Please copy all of the entries below word for word, keeping each line unchanged.
___ GIVEN RECORDS
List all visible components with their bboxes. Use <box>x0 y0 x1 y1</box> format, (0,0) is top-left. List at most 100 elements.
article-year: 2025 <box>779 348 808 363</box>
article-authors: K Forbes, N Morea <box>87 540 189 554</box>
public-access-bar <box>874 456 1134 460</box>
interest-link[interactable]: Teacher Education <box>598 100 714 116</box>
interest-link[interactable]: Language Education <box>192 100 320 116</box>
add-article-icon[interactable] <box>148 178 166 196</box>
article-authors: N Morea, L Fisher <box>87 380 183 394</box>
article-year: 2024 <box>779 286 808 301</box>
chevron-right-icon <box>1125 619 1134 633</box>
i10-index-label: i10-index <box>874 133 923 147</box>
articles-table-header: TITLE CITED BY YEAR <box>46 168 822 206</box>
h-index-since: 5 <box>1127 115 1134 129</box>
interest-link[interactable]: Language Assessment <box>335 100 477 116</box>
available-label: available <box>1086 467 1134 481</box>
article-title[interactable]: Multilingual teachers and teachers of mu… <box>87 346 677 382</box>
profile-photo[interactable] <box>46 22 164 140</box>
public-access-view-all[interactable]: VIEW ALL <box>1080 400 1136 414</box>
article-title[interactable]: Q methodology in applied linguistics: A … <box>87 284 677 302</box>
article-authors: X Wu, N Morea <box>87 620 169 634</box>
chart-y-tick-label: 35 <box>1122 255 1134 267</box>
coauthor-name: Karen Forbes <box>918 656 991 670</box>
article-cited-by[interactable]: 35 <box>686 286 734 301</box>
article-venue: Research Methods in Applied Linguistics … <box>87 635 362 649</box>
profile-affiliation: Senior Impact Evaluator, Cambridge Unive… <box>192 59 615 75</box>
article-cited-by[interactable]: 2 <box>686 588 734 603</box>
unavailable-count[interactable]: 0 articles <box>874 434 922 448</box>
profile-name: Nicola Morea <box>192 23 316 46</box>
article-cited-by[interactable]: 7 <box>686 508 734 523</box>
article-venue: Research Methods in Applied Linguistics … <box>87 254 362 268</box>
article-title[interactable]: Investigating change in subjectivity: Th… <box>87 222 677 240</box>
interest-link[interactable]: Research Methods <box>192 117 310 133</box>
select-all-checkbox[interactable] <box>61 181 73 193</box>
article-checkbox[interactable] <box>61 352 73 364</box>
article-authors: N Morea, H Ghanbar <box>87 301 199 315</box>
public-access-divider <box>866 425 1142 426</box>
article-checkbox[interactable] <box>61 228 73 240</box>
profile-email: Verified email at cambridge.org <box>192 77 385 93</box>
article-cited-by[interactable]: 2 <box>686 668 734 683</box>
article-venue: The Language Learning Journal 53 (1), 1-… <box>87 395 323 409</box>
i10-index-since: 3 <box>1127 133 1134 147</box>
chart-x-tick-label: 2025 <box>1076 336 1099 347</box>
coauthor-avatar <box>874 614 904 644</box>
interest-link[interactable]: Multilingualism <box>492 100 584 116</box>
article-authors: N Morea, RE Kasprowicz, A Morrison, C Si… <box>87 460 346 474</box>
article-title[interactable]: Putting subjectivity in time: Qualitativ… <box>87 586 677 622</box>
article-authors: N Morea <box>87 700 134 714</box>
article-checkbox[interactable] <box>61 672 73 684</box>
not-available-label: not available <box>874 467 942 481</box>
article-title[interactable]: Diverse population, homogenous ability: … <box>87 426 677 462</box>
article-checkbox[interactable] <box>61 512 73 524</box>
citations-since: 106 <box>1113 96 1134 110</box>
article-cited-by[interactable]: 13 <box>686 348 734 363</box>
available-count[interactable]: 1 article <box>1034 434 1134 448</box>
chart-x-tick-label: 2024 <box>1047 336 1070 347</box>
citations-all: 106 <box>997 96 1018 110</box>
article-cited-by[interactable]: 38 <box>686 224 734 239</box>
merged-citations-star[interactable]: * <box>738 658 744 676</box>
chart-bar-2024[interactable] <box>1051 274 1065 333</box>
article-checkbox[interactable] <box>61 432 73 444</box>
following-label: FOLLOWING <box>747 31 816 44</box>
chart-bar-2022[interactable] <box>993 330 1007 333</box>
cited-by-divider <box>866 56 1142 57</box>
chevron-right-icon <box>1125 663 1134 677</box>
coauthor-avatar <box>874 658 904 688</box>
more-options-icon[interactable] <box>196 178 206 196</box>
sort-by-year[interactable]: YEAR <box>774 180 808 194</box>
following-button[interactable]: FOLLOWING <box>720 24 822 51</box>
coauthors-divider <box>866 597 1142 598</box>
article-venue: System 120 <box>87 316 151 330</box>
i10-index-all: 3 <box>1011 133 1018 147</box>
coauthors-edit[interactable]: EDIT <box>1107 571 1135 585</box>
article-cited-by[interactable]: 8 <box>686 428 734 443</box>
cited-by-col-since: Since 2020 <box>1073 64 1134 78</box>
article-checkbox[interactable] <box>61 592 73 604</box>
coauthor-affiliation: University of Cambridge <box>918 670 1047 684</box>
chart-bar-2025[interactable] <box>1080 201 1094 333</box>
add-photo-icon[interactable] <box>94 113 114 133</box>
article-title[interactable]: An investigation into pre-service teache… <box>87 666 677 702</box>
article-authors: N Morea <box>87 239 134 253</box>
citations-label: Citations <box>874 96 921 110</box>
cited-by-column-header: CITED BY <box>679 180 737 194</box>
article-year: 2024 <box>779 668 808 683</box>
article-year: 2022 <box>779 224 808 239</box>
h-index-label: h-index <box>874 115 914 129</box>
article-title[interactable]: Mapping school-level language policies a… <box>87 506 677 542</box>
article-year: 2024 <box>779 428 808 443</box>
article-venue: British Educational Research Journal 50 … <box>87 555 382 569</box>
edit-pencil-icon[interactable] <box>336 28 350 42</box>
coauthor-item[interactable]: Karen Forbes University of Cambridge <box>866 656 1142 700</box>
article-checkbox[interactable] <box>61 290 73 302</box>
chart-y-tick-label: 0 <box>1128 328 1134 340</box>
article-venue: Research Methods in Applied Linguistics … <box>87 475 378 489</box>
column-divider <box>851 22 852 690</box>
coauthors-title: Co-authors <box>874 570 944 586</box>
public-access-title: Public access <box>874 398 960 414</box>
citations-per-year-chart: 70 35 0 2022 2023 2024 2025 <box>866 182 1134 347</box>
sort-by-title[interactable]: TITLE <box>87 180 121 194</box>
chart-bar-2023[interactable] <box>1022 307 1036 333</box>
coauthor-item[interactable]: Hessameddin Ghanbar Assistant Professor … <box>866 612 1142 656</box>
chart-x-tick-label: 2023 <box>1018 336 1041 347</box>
______
§ **OUTPUT FOR THIS TASK**:
List all visible components with their bboxes. Use <box>x0 y0 x1 y1</box> format, (0,0) is top-left. List at most 100 elements.
article-year: 2025 <box>779 348 808 363</box>
article-authors: K Forbes, N Morea <box>87 540 189 554</box>
public-access-bar <box>874 456 1134 460</box>
interest-link[interactable]: Teacher Education <box>598 100 714 116</box>
interest-link[interactable]: Language Education <box>192 100 320 116</box>
add-article-icon[interactable] <box>148 178 166 196</box>
article-authors: N Morea, L Fisher <box>87 380 183 394</box>
article-year: 2024 <box>779 286 808 301</box>
chevron-right-icon <box>1125 619 1134 633</box>
i10-index-label: i10-index <box>874 133 923 147</box>
articles-table-header: TITLE CITED BY YEAR <box>46 168 822 206</box>
h-index-since: 5 <box>1127 115 1134 129</box>
interest-link[interactable]: Language Assessment <box>335 100 477 116</box>
available-label: available <box>1086 467 1134 481</box>
article-title[interactable]: Multilingual teachers and teachers of mu… <box>87 346 677 382</box>
profile-photo[interactable] <box>46 22 164 140</box>
public-access-view-all[interactable]: VIEW ALL <box>1080 400 1136 414</box>
article-title[interactable]: Q methodology in applied linguistics: A … <box>87 284 677 302</box>
article-authors: X Wu, N Morea <box>87 620 169 634</box>
chart-y-tick-label: 35 <box>1122 255 1134 267</box>
coauthor-name: Karen Forbes <box>918 656 991 670</box>
article-cited-by[interactable]: 35 <box>686 286 734 301</box>
article-venue: Research Methods in Applied Linguistics … <box>87 635 362 649</box>
profile-affiliation: Senior Impact Evaluator, Cambridge Unive… <box>192 59 615 75</box>
article-cited-by[interactable]: 2 <box>686 588 734 603</box>
unavailable-count[interactable]: 0 articles <box>874 434 922 448</box>
profile-name: Nicola Morea <box>192 23 316 46</box>
article-cited-by[interactable]: 7 <box>686 508 734 523</box>
article-venue: Research Methods in Applied Linguistics … <box>87 254 362 268</box>
article-title[interactable]: Investigating change in subjectivity: Th… <box>87 222 677 240</box>
interest-link[interactable]: Research Methods <box>192 117 310 133</box>
select-all-checkbox[interactable] <box>61 181 73 193</box>
article-checkbox[interactable] <box>61 352 73 364</box>
article-authors: N Morea, H Ghanbar <box>87 301 199 315</box>
public-access-divider <box>866 425 1142 426</box>
article-checkbox[interactable] <box>61 228 73 240</box>
profile-email: Verified email at cambridge.org <box>192 77 385 93</box>
article-cited-by[interactable]: 2 <box>686 668 734 683</box>
article-venue: The Language Learning Journal 53 (1), 1-… <box>87 395 323 409</box>
i10-index-since: 3 <box>1127 133 1134 147</box>
chart-x-tick-label: 2025 <box>1076 336 1099 347</box>
coauthor-avatar <box>874 614 904 644</box>
interest-link[interactable]: Multilingualism <box>492 100 584 116</box>
article-authors: N Morea, RE Kasprowicz, A Morrison, C Si… <box>87 460 346 474</box>
article-title[interactable]: Putting subjectivity in time: Qualitativ… <box>87 586 677 622</box>
article-authors: N Morea <box>87 700 134 714</box>
article-checkbox[interactable] <box>61 672 73 684</box>
not-available-label: not available <box>874 467 942 481</box>
article-title[interactable]: Diverse population, homogenous ability: … <box>87 426 677 462</box>
article-checkbox[interactable] <box>61 512 73 524</box>
citations-since: 106 <box>1113 96 1134 110</box>
article-cited-by[interactable]: 13 <box>686 348 734 363</box>
available-count[interactable]: 1 article <box>1034 434 1134 448</box>
chart-x-tick-label: 2024 <box>1047 336 1070 347</box>
citations-all: 106 <box>997 96 1018 110</box>
article-cited-by[interactable]: 38 <box>686 224 734 239</box>
merged-citations-star[interactable]: * <box>738 658 744 676</box>
chart-bar-2024[interactable] <box>1051 274 1065 333</box>
article-checkbox[interactable] <box>61 432 73 444</box>
following-label: FOLLOWING <box>747 31 816 44</box>
chart-bar-2022[interactable] <box>993 330 1007 333</box>
cited-by-divider <box>866 56 1142 57</box>
chevron-right-icon <box>1125 663 1134 677</box>
coauthor-avatar <box>874 658 904 688</box>
more-options-icon[interactable] <box>196 178 206 196</box>
sort-by-year[interactable]: YEAR <box>774 180 808 194</box>
following-button[interactable]: FOLLOWING <box>720 24 822 51</box>
coauthors-divider <box>866 597 1142 598</box>
article-venue: System 120 <box>87 316 151 330</box>
i10-index-all: 3 <box>1011 133 1018 147</box>
coauthors-edit[interactable]: EDIT <box>1107 571 1135 585</box>
article-cited-by[interactable]: 8 <box>686 428 734 443</box>
cited-by-col-since: Since 2020 <box>1073 64 1134 78</box>
article-checkbox[interactable] <box>61 592 73 604</box>
coauthor-affiliation: University of Cambridge <box>918 670 1047 684</box>
chart-bar-2025[interactable] <box>1080 201 1094 333</box>
add-photo-icon[interactable] <box>94 113 114 133</box>
article-title[interactable]: An investigation into pre-service teache… <box>87 666 677 702</box>
article-authors: N Morea <box>87 239 134 253</box>
citations-label: Citations <box>874 96 921 110</box>
cited-by-column-header: CITED BY <box>679 180 737 194</box>
article-year: 2024 <box>779 668 808 683</box>
article-year: 2022 <box>779 224 808 239</box>
h-index-label: h-index <box>874 115 914 129</box>
article-title[interactable]: Mapping school-level language policies a… <box>87 506 677 542</box>
article-year: 2024 <box>779 428 808 443</box>
article-venue: British Educational Research Journal 50 … <box>87 555 382 569</box>
edit-pencil-icon[interactable] <box>336 28 350 42</box>
coauthor-item[interactable]: Karen Forbes University of Cambridge <box>866 656 1142 700</box>
article-checkbox[interactable] <box>61 290 73 302</box>
chart-y-tick-label: 0 <box>1128 328 1134 340</box>
article-venue: Research Methods in Applied Linguistics … <box>87 475 378 489</box>
column-divider <box>851 22 852 690</box>
coauthors-title: Co-authors <box>874 570 944 586</box>
public-access-title: Public access <box>874 398 960 414</box>
citations-per-year-chart: 70 35 0 2022 2023 2024 2025 <box>866 182 1134 347</box>
sort-by-title[interactable]: TITLE <box>87 180 121 194</box>
chart-bar-2023[interactable] <box>1022 307 1036 333</box>
coauthor-item[interactable]: Hessameddin Ghanbar Assistant Professor … <box>866 612 1142 656</box>
chart-x-tick-label: 2023 <box>1018 336 1041 347</box>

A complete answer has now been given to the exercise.